**INSTRUCTIONS FOR THE TASK**: State how many lines of the entries hold the string "value", and output nothing but that count.

Records from a dataset
+++
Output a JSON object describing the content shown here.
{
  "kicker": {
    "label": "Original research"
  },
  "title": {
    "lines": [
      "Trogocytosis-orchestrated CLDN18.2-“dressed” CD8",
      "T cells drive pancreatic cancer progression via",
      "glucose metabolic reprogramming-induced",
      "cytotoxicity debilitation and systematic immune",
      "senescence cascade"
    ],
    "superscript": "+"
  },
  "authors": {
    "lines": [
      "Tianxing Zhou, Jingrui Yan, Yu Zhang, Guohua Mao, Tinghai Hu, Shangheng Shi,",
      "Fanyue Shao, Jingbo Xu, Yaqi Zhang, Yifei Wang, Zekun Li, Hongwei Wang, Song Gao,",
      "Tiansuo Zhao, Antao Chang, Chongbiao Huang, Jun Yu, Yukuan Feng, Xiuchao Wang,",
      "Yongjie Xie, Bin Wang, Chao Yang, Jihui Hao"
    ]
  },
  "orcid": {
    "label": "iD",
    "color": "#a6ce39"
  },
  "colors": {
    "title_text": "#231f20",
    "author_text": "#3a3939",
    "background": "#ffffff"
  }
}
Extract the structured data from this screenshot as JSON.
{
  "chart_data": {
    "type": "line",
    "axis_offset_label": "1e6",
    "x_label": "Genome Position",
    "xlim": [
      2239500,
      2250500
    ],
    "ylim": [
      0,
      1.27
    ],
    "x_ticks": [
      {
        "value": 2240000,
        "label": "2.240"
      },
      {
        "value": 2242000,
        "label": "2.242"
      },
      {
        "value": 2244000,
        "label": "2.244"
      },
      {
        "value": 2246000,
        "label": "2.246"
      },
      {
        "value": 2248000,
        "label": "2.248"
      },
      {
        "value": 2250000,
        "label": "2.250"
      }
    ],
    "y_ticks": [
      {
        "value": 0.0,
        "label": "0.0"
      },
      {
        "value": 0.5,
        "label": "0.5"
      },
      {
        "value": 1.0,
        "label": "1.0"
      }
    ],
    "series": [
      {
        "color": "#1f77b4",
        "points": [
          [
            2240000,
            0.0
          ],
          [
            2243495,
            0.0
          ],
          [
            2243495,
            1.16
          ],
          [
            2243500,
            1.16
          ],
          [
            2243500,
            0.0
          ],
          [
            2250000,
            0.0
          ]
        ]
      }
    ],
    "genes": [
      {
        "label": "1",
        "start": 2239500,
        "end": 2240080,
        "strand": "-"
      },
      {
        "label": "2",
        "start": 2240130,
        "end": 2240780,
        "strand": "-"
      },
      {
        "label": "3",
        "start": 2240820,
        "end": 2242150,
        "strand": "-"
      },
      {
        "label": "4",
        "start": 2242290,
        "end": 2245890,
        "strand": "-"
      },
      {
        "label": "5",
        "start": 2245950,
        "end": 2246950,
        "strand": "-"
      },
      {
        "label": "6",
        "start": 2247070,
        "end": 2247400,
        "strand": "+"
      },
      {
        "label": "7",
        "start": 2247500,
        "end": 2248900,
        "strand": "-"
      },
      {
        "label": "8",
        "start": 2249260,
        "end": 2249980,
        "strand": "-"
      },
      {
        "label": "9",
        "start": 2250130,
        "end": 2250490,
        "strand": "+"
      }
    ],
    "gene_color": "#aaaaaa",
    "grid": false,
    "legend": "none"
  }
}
+++
**RESULT**: 9